Below are the records; locate each line with the word "Jamestown" and copy it.

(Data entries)
[START]
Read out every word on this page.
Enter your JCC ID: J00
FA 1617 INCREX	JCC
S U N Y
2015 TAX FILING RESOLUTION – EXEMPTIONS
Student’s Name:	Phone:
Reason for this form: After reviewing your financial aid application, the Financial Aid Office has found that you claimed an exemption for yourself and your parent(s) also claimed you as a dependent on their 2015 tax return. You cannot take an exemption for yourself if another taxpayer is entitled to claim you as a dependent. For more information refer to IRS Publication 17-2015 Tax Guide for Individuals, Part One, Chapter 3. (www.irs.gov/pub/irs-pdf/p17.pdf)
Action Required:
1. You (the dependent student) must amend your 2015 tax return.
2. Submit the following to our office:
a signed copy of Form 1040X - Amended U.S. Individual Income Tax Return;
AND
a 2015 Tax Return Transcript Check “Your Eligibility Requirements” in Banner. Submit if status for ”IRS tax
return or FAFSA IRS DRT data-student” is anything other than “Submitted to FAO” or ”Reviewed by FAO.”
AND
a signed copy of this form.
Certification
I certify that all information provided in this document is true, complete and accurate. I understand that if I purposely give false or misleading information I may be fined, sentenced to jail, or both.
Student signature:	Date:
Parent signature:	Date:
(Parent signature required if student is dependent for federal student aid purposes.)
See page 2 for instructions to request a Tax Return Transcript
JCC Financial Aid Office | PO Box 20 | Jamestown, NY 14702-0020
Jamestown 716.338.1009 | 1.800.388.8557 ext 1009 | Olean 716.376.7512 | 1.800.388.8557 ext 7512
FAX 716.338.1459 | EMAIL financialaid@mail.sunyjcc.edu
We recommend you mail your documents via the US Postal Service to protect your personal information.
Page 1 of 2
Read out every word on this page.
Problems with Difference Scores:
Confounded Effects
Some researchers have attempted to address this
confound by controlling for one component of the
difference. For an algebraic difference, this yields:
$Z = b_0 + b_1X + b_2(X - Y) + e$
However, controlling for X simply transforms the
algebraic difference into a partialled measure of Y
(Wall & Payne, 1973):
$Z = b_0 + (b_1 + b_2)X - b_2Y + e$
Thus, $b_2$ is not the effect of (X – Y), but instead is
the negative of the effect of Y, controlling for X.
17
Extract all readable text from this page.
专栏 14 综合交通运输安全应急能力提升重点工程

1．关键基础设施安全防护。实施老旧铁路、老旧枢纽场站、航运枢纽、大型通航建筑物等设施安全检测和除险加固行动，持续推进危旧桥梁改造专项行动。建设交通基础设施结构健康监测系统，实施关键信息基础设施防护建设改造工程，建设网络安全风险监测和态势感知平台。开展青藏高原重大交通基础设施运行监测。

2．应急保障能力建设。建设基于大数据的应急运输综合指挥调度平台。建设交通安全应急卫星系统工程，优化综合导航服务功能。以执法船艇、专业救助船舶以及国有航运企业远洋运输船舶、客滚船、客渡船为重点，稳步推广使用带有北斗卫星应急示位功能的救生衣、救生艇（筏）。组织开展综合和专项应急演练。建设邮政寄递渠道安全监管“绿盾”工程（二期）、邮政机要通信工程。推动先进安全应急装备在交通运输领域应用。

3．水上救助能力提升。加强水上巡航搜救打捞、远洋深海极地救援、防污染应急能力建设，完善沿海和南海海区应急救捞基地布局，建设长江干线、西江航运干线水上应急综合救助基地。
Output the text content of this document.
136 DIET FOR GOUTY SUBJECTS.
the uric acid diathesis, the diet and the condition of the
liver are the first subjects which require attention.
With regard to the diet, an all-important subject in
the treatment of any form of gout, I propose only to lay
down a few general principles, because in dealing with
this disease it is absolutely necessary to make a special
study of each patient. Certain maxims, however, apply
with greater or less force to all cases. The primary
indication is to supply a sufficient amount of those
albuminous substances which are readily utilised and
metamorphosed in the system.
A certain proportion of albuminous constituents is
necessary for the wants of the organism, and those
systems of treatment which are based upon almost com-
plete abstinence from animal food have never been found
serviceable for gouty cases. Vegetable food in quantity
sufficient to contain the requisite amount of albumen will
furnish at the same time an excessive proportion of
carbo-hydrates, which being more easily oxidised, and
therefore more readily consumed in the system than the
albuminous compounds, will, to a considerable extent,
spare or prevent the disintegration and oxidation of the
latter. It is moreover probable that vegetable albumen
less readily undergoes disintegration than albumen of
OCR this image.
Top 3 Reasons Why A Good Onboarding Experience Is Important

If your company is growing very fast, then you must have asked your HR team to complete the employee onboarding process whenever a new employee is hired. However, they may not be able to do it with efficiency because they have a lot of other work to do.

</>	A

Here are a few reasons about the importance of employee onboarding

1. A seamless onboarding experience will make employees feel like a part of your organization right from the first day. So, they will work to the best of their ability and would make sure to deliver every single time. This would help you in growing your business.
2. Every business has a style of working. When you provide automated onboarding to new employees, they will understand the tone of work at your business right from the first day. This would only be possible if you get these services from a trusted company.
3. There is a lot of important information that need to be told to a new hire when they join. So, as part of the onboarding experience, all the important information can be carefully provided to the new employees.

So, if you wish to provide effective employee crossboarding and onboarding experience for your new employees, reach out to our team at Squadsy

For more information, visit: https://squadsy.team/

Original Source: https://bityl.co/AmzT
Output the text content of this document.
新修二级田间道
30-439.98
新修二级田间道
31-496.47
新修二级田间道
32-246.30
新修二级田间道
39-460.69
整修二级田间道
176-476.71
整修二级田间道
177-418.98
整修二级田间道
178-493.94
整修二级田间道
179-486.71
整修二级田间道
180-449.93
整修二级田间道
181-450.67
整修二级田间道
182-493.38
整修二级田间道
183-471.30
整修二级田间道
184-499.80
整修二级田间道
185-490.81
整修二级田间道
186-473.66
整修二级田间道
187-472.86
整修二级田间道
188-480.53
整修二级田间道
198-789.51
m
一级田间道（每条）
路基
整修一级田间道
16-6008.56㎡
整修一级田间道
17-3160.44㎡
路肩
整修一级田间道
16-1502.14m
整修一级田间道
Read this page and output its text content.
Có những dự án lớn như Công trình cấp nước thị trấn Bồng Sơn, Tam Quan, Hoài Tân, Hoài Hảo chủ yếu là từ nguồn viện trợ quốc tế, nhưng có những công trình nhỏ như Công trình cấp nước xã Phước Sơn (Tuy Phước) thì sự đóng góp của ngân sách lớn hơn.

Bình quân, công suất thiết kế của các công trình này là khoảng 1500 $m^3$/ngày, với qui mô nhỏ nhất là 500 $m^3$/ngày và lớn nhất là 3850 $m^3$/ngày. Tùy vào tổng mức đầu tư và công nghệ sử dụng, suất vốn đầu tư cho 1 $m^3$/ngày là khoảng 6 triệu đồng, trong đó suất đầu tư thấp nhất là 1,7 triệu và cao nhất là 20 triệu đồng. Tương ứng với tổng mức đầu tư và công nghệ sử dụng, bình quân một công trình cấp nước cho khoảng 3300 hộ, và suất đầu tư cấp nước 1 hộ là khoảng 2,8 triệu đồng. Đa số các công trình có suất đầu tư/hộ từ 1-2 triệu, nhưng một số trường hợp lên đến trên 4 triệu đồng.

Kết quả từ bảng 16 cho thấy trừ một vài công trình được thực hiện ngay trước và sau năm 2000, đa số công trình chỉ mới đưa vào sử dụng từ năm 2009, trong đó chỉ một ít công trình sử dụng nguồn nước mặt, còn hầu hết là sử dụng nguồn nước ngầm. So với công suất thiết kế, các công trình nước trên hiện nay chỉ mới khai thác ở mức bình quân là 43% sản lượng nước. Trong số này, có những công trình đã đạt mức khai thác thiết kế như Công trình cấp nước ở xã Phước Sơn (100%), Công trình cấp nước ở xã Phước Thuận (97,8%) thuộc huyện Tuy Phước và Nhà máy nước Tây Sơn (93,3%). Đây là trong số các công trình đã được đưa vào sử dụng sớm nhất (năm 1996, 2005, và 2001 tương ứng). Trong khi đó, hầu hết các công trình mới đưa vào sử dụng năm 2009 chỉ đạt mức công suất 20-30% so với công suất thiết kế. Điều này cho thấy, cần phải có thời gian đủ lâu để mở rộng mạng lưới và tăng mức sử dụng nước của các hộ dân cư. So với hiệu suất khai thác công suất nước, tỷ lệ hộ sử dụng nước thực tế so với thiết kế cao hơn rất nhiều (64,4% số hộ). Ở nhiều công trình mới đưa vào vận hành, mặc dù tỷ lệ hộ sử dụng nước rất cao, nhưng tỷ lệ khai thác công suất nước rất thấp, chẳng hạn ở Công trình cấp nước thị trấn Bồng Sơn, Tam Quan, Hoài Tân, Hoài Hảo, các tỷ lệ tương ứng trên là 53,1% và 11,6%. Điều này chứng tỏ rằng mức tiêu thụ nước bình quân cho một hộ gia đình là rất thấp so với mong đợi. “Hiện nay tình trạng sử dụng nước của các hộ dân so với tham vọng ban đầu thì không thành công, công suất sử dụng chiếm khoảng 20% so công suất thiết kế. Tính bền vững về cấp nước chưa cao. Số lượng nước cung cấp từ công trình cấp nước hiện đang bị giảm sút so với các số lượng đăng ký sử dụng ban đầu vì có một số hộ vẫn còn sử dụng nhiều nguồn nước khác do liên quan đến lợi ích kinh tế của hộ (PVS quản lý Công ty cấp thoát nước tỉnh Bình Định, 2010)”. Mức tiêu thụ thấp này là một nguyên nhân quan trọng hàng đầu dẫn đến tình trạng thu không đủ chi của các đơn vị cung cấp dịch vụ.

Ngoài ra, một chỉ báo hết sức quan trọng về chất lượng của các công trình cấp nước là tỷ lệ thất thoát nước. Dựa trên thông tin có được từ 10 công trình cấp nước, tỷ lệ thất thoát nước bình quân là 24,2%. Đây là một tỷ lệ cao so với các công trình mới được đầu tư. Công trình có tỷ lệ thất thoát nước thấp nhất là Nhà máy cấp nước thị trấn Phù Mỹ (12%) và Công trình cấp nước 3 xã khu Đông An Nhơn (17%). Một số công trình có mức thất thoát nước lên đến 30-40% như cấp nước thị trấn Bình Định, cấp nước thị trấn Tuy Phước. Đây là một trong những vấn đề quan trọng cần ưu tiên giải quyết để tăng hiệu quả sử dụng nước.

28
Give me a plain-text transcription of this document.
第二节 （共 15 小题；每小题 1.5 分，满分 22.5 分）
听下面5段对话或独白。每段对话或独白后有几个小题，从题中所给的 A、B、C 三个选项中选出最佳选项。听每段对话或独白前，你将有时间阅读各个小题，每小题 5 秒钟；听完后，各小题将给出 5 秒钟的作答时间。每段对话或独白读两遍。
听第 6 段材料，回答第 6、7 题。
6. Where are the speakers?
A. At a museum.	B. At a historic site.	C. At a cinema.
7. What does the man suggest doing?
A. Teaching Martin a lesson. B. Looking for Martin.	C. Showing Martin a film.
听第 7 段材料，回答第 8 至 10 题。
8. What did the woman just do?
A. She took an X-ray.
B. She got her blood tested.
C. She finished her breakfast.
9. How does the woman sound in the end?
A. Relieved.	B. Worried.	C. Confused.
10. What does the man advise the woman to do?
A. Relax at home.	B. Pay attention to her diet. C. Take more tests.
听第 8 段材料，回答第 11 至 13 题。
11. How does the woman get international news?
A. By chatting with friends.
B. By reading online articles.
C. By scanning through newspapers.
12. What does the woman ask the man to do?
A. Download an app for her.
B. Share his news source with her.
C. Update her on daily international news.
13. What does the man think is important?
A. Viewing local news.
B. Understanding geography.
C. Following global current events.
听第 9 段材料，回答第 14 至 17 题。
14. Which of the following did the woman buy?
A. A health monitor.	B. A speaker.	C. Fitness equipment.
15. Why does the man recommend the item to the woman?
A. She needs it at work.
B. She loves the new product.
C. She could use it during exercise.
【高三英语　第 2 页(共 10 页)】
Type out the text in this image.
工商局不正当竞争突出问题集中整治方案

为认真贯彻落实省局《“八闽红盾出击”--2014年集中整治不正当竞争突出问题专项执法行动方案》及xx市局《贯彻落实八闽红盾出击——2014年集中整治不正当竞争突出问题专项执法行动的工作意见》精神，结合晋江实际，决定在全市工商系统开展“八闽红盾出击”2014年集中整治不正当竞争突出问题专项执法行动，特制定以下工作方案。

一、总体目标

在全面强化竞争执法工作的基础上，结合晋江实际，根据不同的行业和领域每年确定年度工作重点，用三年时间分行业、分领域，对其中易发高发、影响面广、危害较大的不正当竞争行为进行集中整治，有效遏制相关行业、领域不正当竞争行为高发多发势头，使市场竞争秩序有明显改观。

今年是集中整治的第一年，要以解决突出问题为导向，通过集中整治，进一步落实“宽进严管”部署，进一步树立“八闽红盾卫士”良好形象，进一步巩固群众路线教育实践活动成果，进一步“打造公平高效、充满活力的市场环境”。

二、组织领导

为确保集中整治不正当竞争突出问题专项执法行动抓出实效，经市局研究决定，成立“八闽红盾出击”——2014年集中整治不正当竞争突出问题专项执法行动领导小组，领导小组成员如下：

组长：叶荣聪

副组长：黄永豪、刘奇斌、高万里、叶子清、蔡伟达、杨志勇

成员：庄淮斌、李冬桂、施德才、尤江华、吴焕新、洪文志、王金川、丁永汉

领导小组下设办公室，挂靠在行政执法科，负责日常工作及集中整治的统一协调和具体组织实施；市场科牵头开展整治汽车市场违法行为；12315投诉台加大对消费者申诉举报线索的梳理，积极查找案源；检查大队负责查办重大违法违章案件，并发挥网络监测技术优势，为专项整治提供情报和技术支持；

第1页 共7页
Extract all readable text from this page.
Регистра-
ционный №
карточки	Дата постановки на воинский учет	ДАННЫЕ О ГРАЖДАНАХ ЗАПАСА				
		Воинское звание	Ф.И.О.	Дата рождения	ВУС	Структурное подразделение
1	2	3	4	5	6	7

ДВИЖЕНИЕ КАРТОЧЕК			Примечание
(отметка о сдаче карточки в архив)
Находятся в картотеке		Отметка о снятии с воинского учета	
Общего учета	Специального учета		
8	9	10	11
[END]
◆ **WORKED SOLUTION**:
JCC Financial Aid Office | PO Box 20 | Jamestown, NY 14702-0020
Jamestown 716.338.1009 | 1.800.388.8557 ext 1009 | Olean 716.376.7512 | 1.800.388.8557 ext 7512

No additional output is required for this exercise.